(Dataset records)
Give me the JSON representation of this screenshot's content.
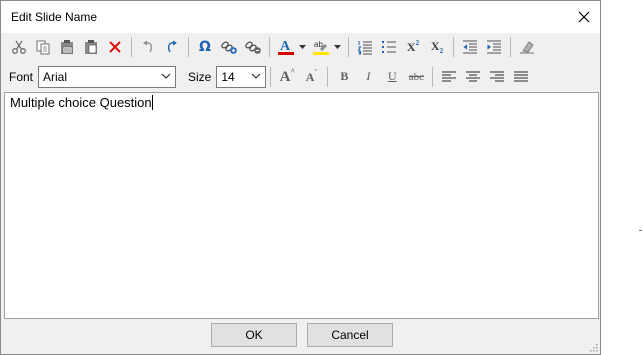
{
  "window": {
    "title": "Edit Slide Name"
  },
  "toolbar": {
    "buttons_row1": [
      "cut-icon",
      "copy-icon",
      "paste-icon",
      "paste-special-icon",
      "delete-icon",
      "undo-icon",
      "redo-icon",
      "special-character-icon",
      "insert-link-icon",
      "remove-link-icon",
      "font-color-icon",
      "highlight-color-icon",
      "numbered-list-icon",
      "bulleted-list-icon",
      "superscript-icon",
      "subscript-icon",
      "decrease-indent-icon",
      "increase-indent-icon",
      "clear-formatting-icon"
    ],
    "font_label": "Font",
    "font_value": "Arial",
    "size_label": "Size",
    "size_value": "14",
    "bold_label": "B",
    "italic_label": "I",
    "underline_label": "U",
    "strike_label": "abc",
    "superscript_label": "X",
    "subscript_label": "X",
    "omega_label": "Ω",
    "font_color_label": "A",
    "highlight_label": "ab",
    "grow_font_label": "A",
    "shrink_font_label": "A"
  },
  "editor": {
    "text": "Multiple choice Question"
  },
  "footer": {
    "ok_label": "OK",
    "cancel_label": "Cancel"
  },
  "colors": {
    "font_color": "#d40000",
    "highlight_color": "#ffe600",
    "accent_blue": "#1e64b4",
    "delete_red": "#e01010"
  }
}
...
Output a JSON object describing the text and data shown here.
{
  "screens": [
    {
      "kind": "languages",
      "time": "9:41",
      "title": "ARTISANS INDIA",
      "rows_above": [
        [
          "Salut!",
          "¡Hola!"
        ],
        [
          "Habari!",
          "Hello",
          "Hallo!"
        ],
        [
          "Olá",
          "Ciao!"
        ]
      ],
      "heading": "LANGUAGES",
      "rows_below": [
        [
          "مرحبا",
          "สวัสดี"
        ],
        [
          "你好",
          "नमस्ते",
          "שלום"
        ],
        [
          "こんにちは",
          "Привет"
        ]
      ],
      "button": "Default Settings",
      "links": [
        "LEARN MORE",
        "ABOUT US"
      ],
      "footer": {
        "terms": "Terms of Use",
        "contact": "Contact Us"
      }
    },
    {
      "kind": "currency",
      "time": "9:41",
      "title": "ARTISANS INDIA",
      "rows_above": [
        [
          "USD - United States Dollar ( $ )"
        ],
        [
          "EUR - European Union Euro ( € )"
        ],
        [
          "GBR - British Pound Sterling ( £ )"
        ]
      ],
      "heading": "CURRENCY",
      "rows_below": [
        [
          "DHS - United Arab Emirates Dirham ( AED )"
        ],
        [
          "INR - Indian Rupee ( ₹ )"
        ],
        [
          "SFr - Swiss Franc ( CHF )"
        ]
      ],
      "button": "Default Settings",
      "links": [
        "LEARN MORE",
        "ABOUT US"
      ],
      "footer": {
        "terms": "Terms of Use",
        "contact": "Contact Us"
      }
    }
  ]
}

> [EXERCISE TASK]
Gather all lines of the records that include the word "list".

> [TASK SOLUTION]
      "numbered-list-icon",
      "bulleted-list-icon",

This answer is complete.